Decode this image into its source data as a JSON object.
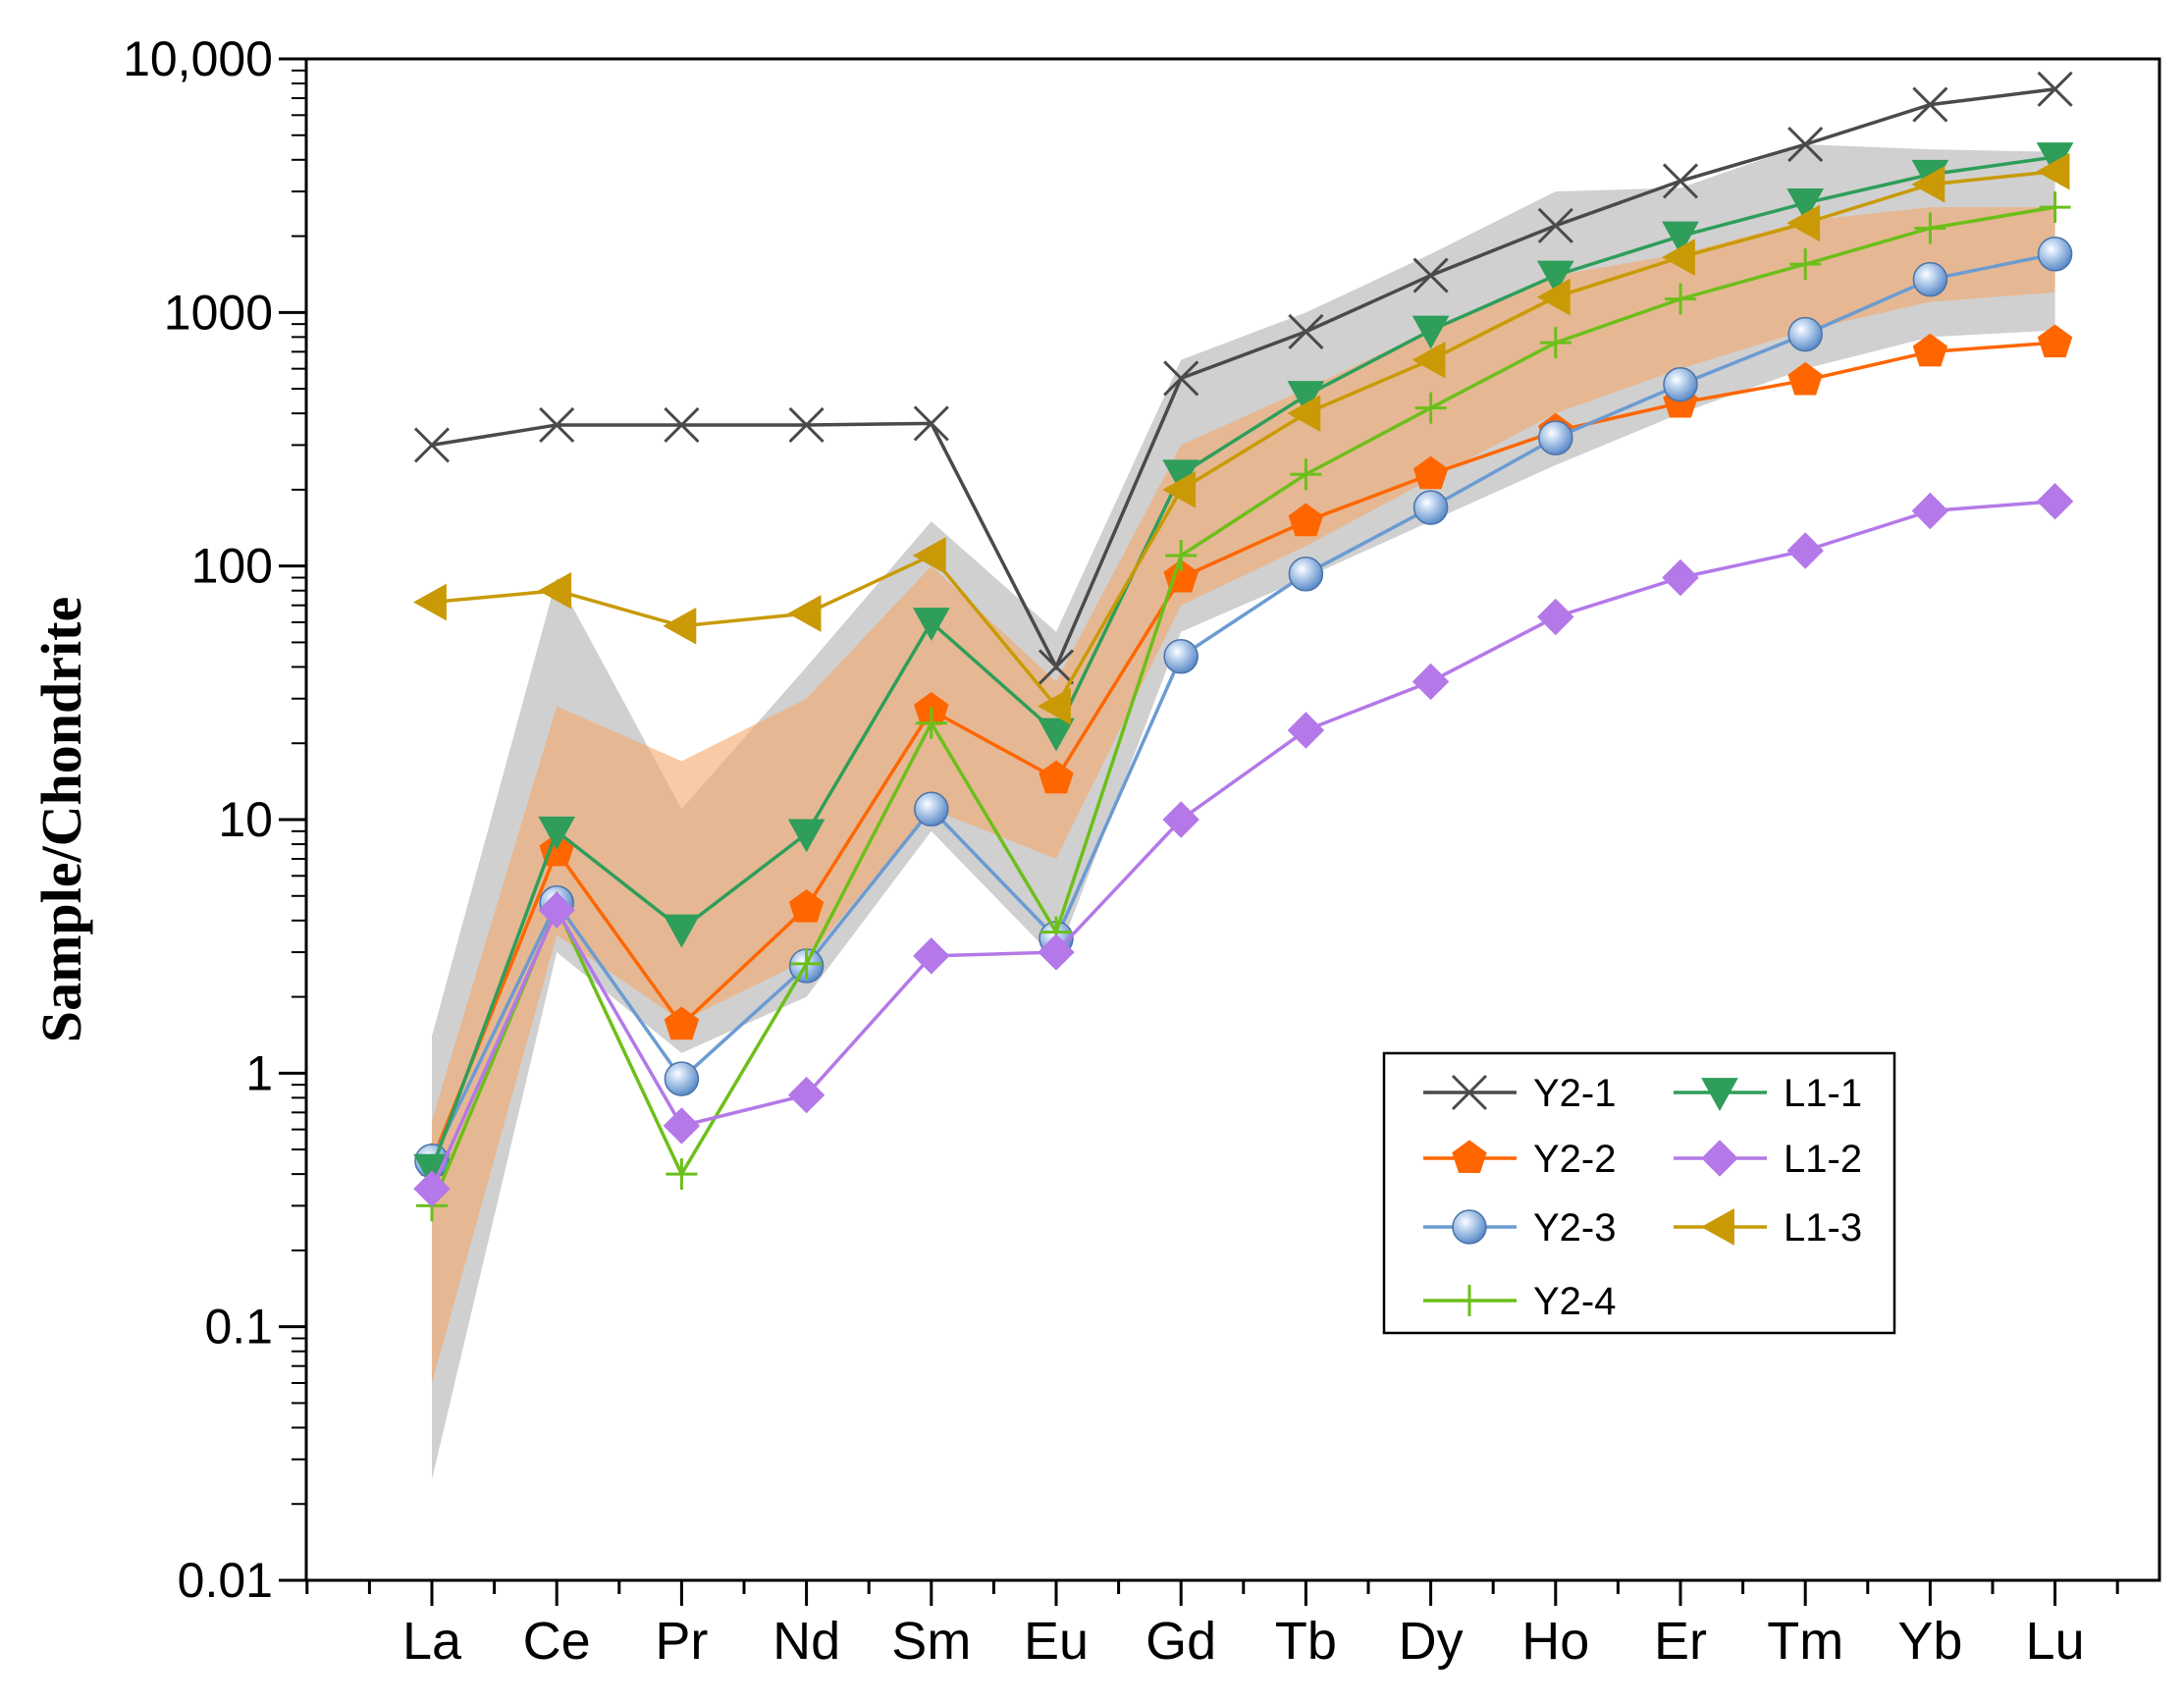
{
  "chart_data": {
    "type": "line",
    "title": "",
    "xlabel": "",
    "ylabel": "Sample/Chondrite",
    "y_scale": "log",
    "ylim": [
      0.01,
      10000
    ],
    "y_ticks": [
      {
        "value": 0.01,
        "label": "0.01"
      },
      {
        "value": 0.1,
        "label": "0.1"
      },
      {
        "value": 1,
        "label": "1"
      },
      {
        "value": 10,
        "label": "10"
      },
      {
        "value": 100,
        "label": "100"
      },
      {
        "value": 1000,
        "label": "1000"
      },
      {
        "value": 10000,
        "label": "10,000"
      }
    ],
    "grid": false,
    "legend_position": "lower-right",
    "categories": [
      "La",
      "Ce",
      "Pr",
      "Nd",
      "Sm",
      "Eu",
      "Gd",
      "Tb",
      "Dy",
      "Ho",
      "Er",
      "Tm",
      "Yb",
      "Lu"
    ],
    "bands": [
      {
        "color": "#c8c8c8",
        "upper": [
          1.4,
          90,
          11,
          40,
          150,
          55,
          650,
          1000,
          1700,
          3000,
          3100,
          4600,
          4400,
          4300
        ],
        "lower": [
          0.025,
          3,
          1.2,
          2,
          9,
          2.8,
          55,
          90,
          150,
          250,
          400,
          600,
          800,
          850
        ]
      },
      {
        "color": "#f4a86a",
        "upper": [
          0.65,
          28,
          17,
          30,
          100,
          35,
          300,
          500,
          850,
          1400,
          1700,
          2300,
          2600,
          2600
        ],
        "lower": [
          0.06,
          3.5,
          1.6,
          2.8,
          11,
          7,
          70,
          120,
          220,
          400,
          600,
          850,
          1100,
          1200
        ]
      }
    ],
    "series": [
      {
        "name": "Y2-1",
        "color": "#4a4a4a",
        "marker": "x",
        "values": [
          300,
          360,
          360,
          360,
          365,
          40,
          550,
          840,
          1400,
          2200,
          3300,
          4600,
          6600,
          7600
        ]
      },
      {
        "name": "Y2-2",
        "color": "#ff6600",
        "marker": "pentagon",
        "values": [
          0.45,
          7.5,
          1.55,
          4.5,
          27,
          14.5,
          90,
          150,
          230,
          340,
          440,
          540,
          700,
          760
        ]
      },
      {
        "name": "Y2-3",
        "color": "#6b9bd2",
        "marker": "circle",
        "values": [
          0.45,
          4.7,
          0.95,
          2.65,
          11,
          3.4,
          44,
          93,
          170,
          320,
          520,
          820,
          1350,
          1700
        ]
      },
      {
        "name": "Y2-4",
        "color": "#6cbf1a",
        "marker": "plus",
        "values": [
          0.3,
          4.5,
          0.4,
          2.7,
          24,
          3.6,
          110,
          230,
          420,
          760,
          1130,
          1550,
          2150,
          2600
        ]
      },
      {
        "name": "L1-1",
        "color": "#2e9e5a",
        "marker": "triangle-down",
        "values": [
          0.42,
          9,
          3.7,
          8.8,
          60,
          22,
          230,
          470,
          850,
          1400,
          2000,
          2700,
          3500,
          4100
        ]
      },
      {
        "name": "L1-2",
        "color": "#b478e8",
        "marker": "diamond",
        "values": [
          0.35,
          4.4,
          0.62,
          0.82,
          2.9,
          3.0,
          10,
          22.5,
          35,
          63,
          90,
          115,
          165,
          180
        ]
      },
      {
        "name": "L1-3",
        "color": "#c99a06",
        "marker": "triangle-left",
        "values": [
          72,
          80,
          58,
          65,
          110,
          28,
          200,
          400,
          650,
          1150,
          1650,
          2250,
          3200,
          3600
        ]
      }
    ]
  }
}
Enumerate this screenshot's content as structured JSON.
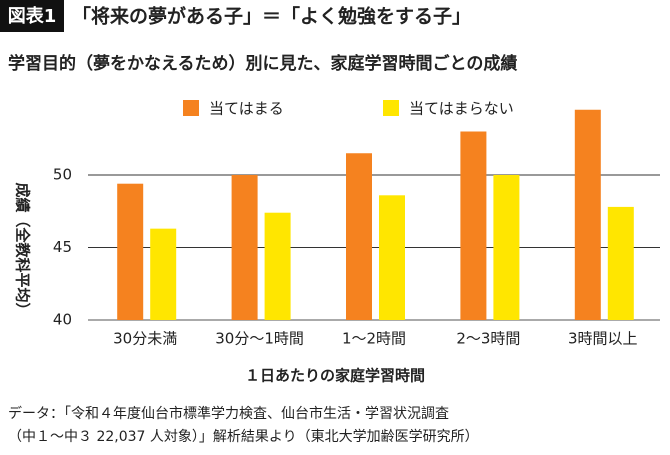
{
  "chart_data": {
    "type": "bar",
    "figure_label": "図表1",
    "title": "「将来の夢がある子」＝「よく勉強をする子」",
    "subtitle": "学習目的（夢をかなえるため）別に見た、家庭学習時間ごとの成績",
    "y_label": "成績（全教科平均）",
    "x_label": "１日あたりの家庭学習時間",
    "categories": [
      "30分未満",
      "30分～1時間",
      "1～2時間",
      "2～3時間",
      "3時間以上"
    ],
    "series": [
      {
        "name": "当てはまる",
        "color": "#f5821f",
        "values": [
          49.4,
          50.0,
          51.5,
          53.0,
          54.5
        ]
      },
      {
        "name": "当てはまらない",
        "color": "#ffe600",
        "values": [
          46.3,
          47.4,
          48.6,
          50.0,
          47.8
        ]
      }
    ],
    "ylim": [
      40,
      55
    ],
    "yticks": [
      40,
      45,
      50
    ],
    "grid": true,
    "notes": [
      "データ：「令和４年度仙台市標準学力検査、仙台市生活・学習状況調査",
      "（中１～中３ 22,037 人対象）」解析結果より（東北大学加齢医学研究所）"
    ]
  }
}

——————

» **PROBLEM TO WORK ON**:
Leaving all pictures aside, quote each record exactly.

» **RIGHT ANSWER**:
Decode this image into its source data as a JSON object.
{
  "chart_data": {
    "type": "line",
    "title": "",
    "xlabel": "",
    "ylabel": "Sample/Chondrite",
    "y_scale": "log",
    "ylim": [
      0.01,
      10000
    ],
    "y_ticks": [
      {
        "value": 0.01,
        "label": "0.01"
      },
      {
        "value": 0.1,
        "label": "0.1"
      },
      {
        "value": 1,
        "label": "1"
      },
      {
        "value": 10,
        "label": "10"
      },
      {
        "value": 100,
        "label": "100"
      },
      {
        "value": 1000,
        "label": "1000"
      },
      {
        "value": 10000,
        "label": "10,000"
      }
    ],
    "grid": false,
    "legend_position": "lower-right",
    "categories": [
      "La",
      "Ce",
      "Pr",
      "Nd",
      "Sm",
      "Eu",
      "Gd",
      "Tb",
      "Dy",
      "Ho",
      "Er",
      "Tm",
      "Yb",
      "Lu"
    ],
    "bands": [
      {
        "color": "#c8c8c8",
        "upper": [
          1.4,
          90,
          11,
          40,
          150,
          55,
          650,
          1000,
          1700,
          3000,
          3100,
          4600,
          4400,
          4300
        ],
        "lower": [
          0.025,
          3,
          1.2,
          2,
          9,
          2.8,
          55,
          90,
          150,
          250,
          400,
          600,
          800,
          850
        ]
      },
      {
        "color": "#f4a86a",
        "upper": [
          0.65,
          28,
          17,
          30,
          100,
          35,
          300,
          500,
          850,
          1400,
          1700,
          2300,
          2600,
          2600
        ],
        "lower": [
          0.06,
          3.5,
          1.6,
          2.8,
          11,
          7,
          70,
          120,
          220,
          400,
          600,
          850,
          1100,
          1200
        ]
      }
    ],
    "series": [
      {
        "name": "Y2-1",
        "color": "#4a4a4a",
        "marker": "x",
        "values": [
          300,
          360,
          360,
          360,
          365,
          40,
          550,
          840,
          1400,
          2200,
          3300,
          4600,
          6600,
          7600
        ]
      },
      {
        "name": "Y2-2",
        "color": "#ff6600",
        "marker": "pentagon",
        "values": [
          0.45,
          7.5,
          1.55,
          4.5,
          27,
          14.5,
          90,
          150,
          230,
          340,
          440,
          540,
          700,
          760
        ]
      },
      {
        "name": "Y2-3",
        "color": "#6b9bd2",
        "marker": "circle",
        "values": [
          0.45,
          4.7,
          0.95,
          2.65,
          11,
          3.4,
          44,
          93,
          170,
          320,
          520,
          820,
          1350,
          1700
        ]
      },
      {
        "name": "Y2-4",
        "color": "#6cbf1a",
        "marker": "plus",
        "values": [
          0.3,
          4.5,
          0.4,
          2.7,
          24,
          3.6,
          110,
          230,
          420,
          760,
          1130,
          1550,
          2150,
          2600
        ]
      },
      {
        "name": "L1-1",
        "color": "#2e9e5a",
        "marker": "triangle-down",
        "values": [
          0.42,
          9,
          3.7,
          8.8,
          60,
          22,
          230,
          470,
          850,
          1400,
          2000,
          2700,
          3500,
          4100
        ]
      },
      {
        "name": "L1-2",
        "color": "#b478e8",
        "marker": "diamond",
        "values": [
          0.35,
          4.4,
          0.62,
          0.82,
          2.9,
          3.0,
          10,
          22.5,
          35,
          63,
          90,
          115,
          165,
          180
        ]
      },
      {
        "name": "L1-3",
        "color": "#c99a06",
        "marker": "triangle-left",
        "values": [
          72,
          80,
          58,
          65,
          110,
          28,
          200,
          400,
          650,
          1150,
          1650,
          2250,
          3200,
          3600
        ]
      }
    ]
  }
}
Enumerate this screenshot's content as structured JSON.
{
  "chart_data": {
    "type": "bar",
    "figure_label": "図表1",
    "title": "「将来の夢がある子」＝「よく勉強をする子」",
    "subtitle": "学習目的（夢をかなえるため）別に見た、家庭学習時間ごとの成績",
    "y_label": "成績（全教科平均）",
    "x_label": "１日あたりの家庭学習時間",
    "categories": [
      "30分未満",
      "30分～1時間",
      "1～2時間",
      "2～3時間",
      "3時間以上"
    ],
    "series": [
      {
        "name": "当てはまる",
        "color": "#f5821f",
        "values": [
          49.4,
          50.0,
          51.5,
          53.0,
          54.5
        ]
      },
      {
        "name": "当てはまらない",
        "color": "#ffe600",
        "values": [
          46.3,
          47.4,
          48.6,
          50.0,
          47.8
        ]
      }
    ],
    "ylim": [
      40,
      55
    ],
    "yticks": [
      40,
      45,
      50
    ],
    "grid": true,
    "notes": [
      "データ：「令和４年度仙台市標準学力検査、仙台市生活・学習状況調査",
      "（中１～中３ 22,037 人対象）」解析結果より（東北大学加齢医学研究所）"
    ]
  }
}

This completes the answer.